▶ What you have to do
Write out the entries verbatim and leave the images out of the copy.

○ ○ ○ ○ ○ ○ ○

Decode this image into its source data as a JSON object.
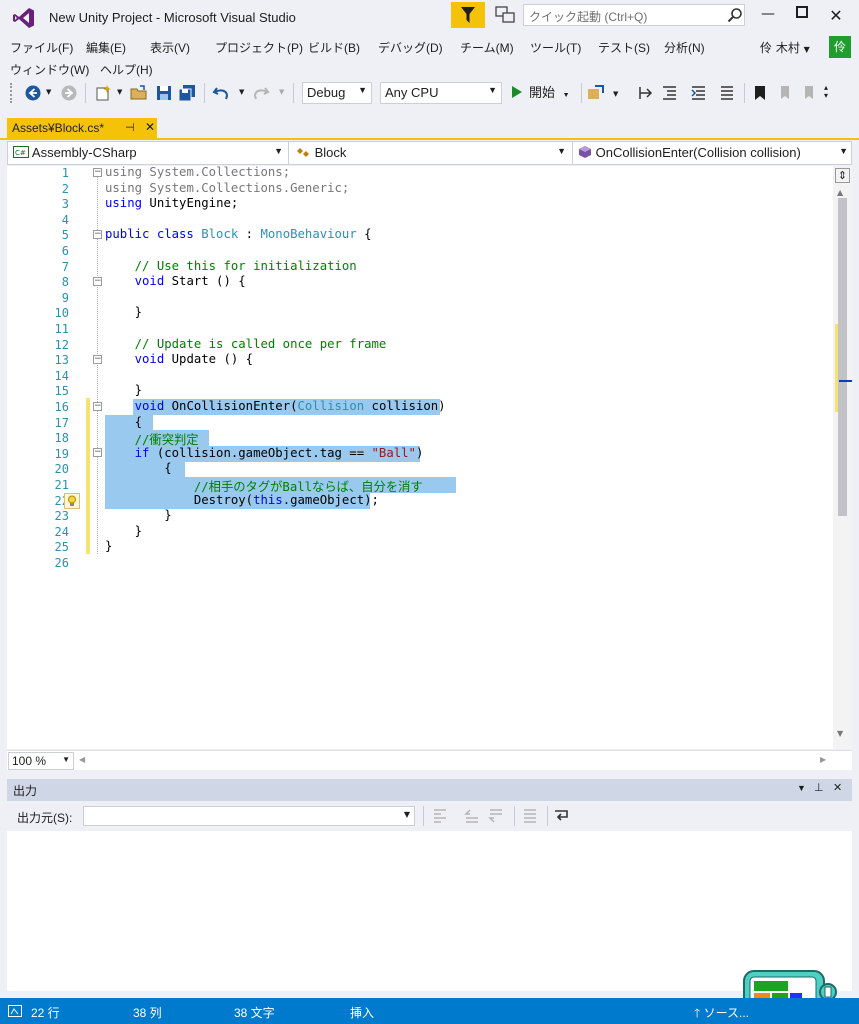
{
  "window": {
    "title": "New Unity Project - Microsoft Visual Studio"
  },
  "quick_launch": {
    "placeholder": "クイック起動 (Ctrl+Q)"
  },
  "menu": {
    "row1": [
      "ファイル(F)",
      "編集(E)",
      "表示(V)",
      "プロジェクト(P)",
      "ビルド(B)",
      "デバッグ(D)",
      "チーム(M)",
      "ツール(T)",
      "テスト(S)",
      "分析(N)"
    ],
    "row2": [
      "ウィンドウ(W)",
      "ヘルプ(H)"
    ],
    "user_name": "伶 木村",
    "avatar_initial": "伶"
  },
  "toolbar": {
    "config": "Debug",
    "platform": "Any CPU",
    "start_label": "開始"
  },
  "tab": {
    "label": "Assets¥Block.cs*",
    "pin": "⊣",
    "close": "✕"
  },
  "navbar": {
    "project": "Assembly-CSharp",
    "class": "Block",
    "member": "OnCollisionEnter(Collision collision)"
  },
  "code": {
    "line_numbers": [
      "1",
      "2",
      "3",
      "4",
      "5",
      "6",
      "7",
      "8",
      "9",
      "10",
      "11",
      "12",
      "13",
      "14",
      "15",
      "16",
      "17",
      "18",
      "19",
      "20",
      "21",
      "22",
      "23",
      "24",
      "25",
      "26"
    ],
    "l1a": "using",
    "l1b": " System.Collections;",
    "l2a": "using",
    "l2b": " System.Collections.Generic;",
    "l3a": "using",
    "l3b": " UnityEngine;",
    "l5a": "public class ",
    "l5b": "Block",
    "l5c": " : ",
    "l5d": "MonoBehaviour",
    "l5e": " {",
    "l7": "    // Use this for initialization",
    "l8a": "    void",
    "l8b": " Start () {",
    "l10": "    }",
    "l12": "    // Update is called once per frame",
    "l13a": "    void",
    "l13b": " Update () {",
    "l15": "    }",
    "l16a": "    void",
    "l16b": " OnCollisionEnter(",
    "l16c": "Collision",
    "l16d": " collision)",
    "l17": "    {",
    "l18": "    //衝突判定",
    "l19a": "    if",
    "l19b": " (collision.gameObject.tag == ",
    "l19c": "\"Ball\"",
    "l19d": ")",
    "l20": "        {",
    "l21": "            //相手のタグがBallならば、自分を消す",
    "l22a": "            Destroy(",
    "l22b": "this",
    "l22c": ".gameObject);",
    "l23": "        }",
    "l24": "    }",
    "l25": "}"
  },
  "zoom": {
    "value": "100 %"
  },
  "output": {
    "title": "出力",
    "source_label": "出力元(S):",
    "source_value": ""
  },
  "status": {
    "line": "22 行",
    "col": "38 列",
    "chars": "38 文字",
    "mode": "挿入",
    "source_control": "ソース..."
  },
  "colors": {
    "accent_yellow": "#f5c20a",
    "status_blue": "#007acc",
    "selection": "#99c9ef",
    "keyword": "#0000ff",
    "type": "#2b91af",
    "comment": "#008000",
    "string": "#a31515"
  }
}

○ ○ ○ ○ ○ ○ ○

▶ Exercise solution
Decode this image into its source data as a JSON object.
{
  "window": {
    "title": "New Unity Project - Microsoft Visual Studio"
  },
  "quick_launch": {
    "placeholder": "クイック起動 (Ctrl+Q)"
  },
  "menu": {
    "row1": [
      "ファイル(F)",
      "編集(E)",
      "表示(V)",
      "プロジェクト(P)",
      "ビルド(B)",
      "デバッグ(D)",
      "チーム(M)",
      "ツール(T)",
      "テスト(S)",
      "分析(N)"
    ],
    "row2": [
      "ウィンドウ(W)",
      "ヘルプ(H)"
    ],
    "user_name": "伶 木村",
    "avatar_initial": "伶"
  },
  "toolbar": {
    "config": "Debug",
    "platform": "Any CPU",
    "start_label": "開始"
  },
  "tab": {
    "label": "Assets¥Block.cs*",
    "pin": "⊣",
    "close": "✕"
  },
  "navbar": {
    "project": "Assembly-CSharp",
    "class": "Block",
    "member": "OnCollisionEnter(Collision collision)"
  },
  "code": {
    "line_numbers": [
      "1",
      "2",
      "3",
      "4",
      "5",
      "6",
      "7",
      "8",
      "9",
      "10",
      "11",
      "12",
      "13",
      "14",
      "15",
      "16",
      "17",
      "18",
      "19",
      "20",
      "21",
      "22",
      "23",
      "24",
      "25",
      "26"
    ],
    "l1a": "using",
    "l1b": " System.Collections;",
    "l2a": "using",
    "l2b": " System.Collections.Generic;",
    "l3a": "using",
    "l3b": " UnityEngine;",
    "l5a": "public class ",
    "l5b": "Block",
    "l5c": " : ",
    "l5d": "MonoBehaviour",
    "l5e": " {",
    "l7": "    // Use this for initialization",
    "l8a": "    void",
    "l8b": " Start () {",
    "l10": "    }",
    "l12": "    // Update is called once per frame",
    "l13a": "    void",
    "l13b": " Update () {",
    "l15": "    }",
    "l16a": "    void",
    "l16b": " OnCollisionEnter(",
    "l16c": "Collision",
    "l16d": " collision)",
    "l17": "    {",
    "l18": "    //衝突判定",
    "l19a": "    if",
    "l19b": " (collision.gameObject.tag == ",
    "l19c": "\"Ball\"",
    "l19d": ")",
    "l20": "        {",
    "l21": "            //相手のタグがBallならば、自分を消す",
    "l22a": "            Destroy(",
    "l22b": "this",
    "l22c": ".gameObject);",
    "l23": "        }",
    "l24": "    }",
    "l25": "}"
  },
  "zoom": {
    "value": "100 %"
  },
  "output": {
    "title": "出力",
    "source_label": "出力元(S):",
    "source_value": ""
  },
  "status": {
    "line": "22 行",
    "col": "38 列",
    "chars": "38 文字",
    "mode": "挿入",
    "source_control": "ソース..."
  },
  "colors": {
    "accent_yellow": "#f5c20a",
    "status_blue": "#007acc",
    "selection": "#99c9ef",
    "keyword": "#0000ff",
    "type": "#2b91af",
    "comment": "#008000",
    "string": "#a31515"
  }
}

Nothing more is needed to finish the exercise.